>> BEGIN Information provided
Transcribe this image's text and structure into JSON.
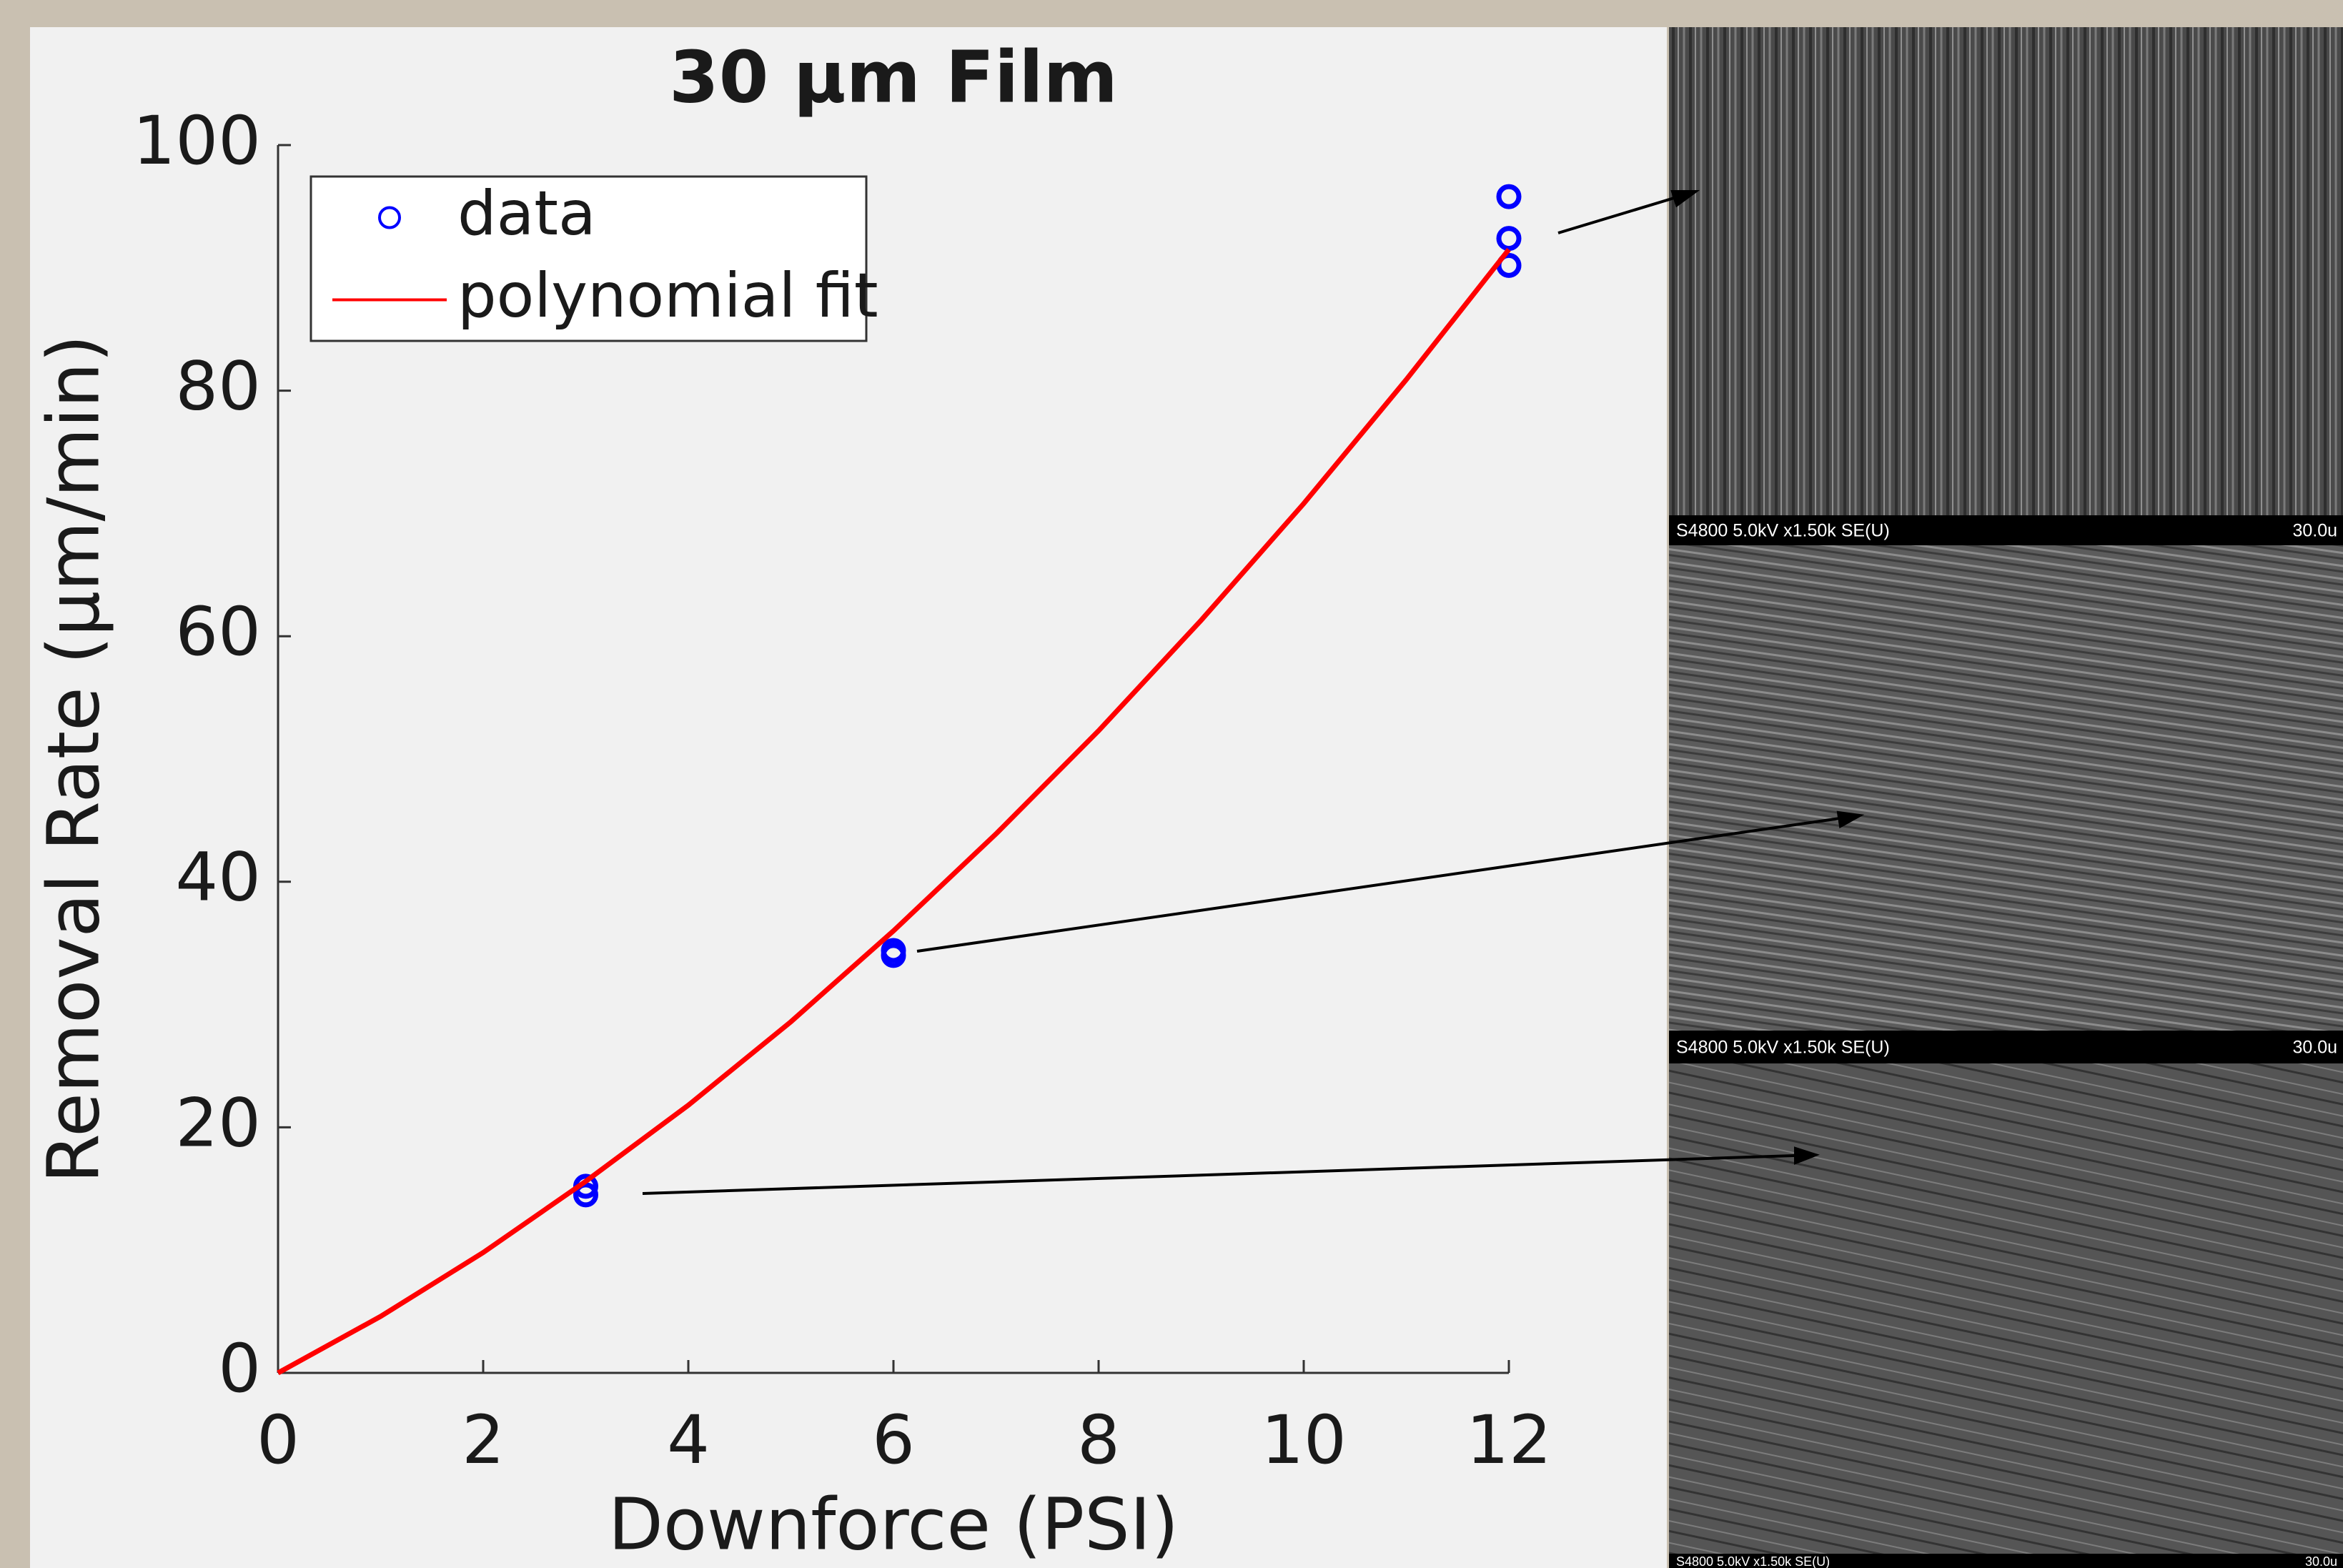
{
  "chart_data": {
    "type": "scatter",
    "title": "30 μm Film",
    "x_label": "Downforce (PSI)",
    "y_label": "Removal Rate (μm/min)",
    "xlim": [
      0,
      12
    ],
    "xticks": [
      0,
      2,
      4,
      6,
      8,
      10,
      12
    ],
    "ylim": [
      0,
      100
    ],
    "yticks": [
      0,
      20,
      40,
      60,
      80,
      100
    ],
    "grid": false,
    "legend": "upper left",
    "series": [
      {
        "name": "data",
        "color": "#0000ff",
        "mode": "markers",
        "x": [
          3,
          3,
          6,
          6,
          12,
          12,
          12
        ],
        "values": [
          14.5,
          15.2,
          34,
          34.4,
          95.8,
          92.4,
          90.2
        ]
      },
      {
        "name": "polynomial fit",
        "color": "#ff0000",
        "mode": "line",
        "x": [
          0,
          1,
          2,
          3,
          4,
          5,
          6,
          7,
          8,
          9,
          10,
          11,
          12
        ],
        "values": [
          0,
          4.6,
          9.8,
          15.6,
          21.8,
          28.6,
          36,
          43.9,
          52.3,
          61.3,
          70.8,
          80.9,
          91.5
        ]
      }
    ]
  },
  "images": [
    {
      "caption": "S4800 5.0kV x1.50k SE(U)",
      "scale": "30.0u"
    },
    {
      "caption": "S4800 5.0kV x1.50k SE(U)",
      "scale": "30.0u"
    },
    {
      "caption": "S4800 5.0kV x1.50k SE(U)",
      "scale": "30.0u"
    }
  ]
}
>> END Information provided
◆ **What this task involves**
Pictures stay out; repeat all the rest of the records exactly.

◆ **Exercise output**
Transcribe this image's text and structure into JSON.
{
  "chart_data": {
    "type": "scatter",
    "title": "30 μm Film",
    "x_label": "Downforce (PSI)",
    "y_label": "Removal Rate (μm/min)",
    "xlim": [
      0,
      12
    ],
    "xticks": [
      0,
      2,
      4,
      6,
      8,
      10,
      12
    ],
    "ylim": [
      0,
      100
    ],
    "yticks": [
      0,
      20,
      40,
      60,
      80,
      100
    ],
    "grid": false,
    "legend": "upper left",
    "series": [
      {
        "name": "data",
        "color": "#0000ff",
        "mode": "markers",
        "x": [
          3,
          3,
          6,
          6,
          12,
          12,
          12
        ],
        "values": [
          14.5,
          15.2,
          34,
          34.4,
          95.8,
          92.4,
          90.2
        ]
      },
      {
        "name": "polynomial fit",
        "color": "#ff0000",
        "mode": "line",
        "x": [
          0,
          1,
          2,
          3,
          4,
          5,
          6,
          7,
          8,
          9,
          10,
          11,
          12
        ],
        "values": [
          0,
          4.6,
          9.8,
          15.6,
          21.8,
          28.6,
          36,
          43.9,
          52.3,
          61.3,
          70.8,
          80.9,
          91.5
        ]
      }
    ]
  },
  "images": [
    {
      "caption": "S4800 5.0kV x1.50k SE(U)",
      "scale": "30.0u"
    },
    {
      "caption": "S4800 5.0kV x1.50k SE(U)",
      "scale": "30.0u"
    },
    {
      "caption": "S4800 5.0kV x1.50k SE(U)",
      "scale": "30.0u"
    }
  ]
}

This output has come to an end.